__Your task__.
Report how many lines contain "leur". The answer is a single number.

__Records supplied__.
▽

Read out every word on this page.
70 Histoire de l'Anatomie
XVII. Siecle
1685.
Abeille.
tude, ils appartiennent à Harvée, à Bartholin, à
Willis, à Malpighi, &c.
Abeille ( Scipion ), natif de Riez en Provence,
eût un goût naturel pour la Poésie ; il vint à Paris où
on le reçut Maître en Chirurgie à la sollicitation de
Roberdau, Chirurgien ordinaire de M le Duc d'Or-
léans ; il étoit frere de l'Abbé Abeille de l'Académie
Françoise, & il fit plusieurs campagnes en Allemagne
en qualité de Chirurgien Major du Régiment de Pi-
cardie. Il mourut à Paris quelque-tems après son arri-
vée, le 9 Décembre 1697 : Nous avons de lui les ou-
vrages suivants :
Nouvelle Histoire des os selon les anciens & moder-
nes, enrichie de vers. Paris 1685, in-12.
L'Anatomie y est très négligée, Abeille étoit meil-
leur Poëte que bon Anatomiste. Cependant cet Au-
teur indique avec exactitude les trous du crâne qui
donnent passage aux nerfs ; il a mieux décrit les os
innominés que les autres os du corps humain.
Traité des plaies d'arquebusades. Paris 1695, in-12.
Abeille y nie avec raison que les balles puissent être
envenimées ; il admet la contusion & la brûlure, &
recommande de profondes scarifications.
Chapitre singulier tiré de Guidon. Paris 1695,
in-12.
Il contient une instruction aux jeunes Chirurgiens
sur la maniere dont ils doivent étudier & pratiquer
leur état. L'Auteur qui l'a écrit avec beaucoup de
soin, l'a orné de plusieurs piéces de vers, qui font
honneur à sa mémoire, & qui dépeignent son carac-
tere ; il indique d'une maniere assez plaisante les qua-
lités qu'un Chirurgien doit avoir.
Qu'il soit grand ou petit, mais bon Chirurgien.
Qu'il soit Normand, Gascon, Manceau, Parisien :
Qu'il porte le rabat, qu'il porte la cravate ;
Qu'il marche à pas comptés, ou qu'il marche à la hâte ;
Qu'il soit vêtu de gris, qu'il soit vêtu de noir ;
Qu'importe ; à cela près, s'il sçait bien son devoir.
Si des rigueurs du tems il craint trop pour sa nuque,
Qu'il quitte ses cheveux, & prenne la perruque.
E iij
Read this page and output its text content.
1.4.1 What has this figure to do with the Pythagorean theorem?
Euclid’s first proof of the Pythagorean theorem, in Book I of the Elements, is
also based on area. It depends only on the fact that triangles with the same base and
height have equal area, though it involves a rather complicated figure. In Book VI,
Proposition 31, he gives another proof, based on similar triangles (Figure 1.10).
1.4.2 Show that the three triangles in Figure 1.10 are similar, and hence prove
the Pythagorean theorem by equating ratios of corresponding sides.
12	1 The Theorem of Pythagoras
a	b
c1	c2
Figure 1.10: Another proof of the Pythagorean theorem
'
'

△

__Full solution__.
2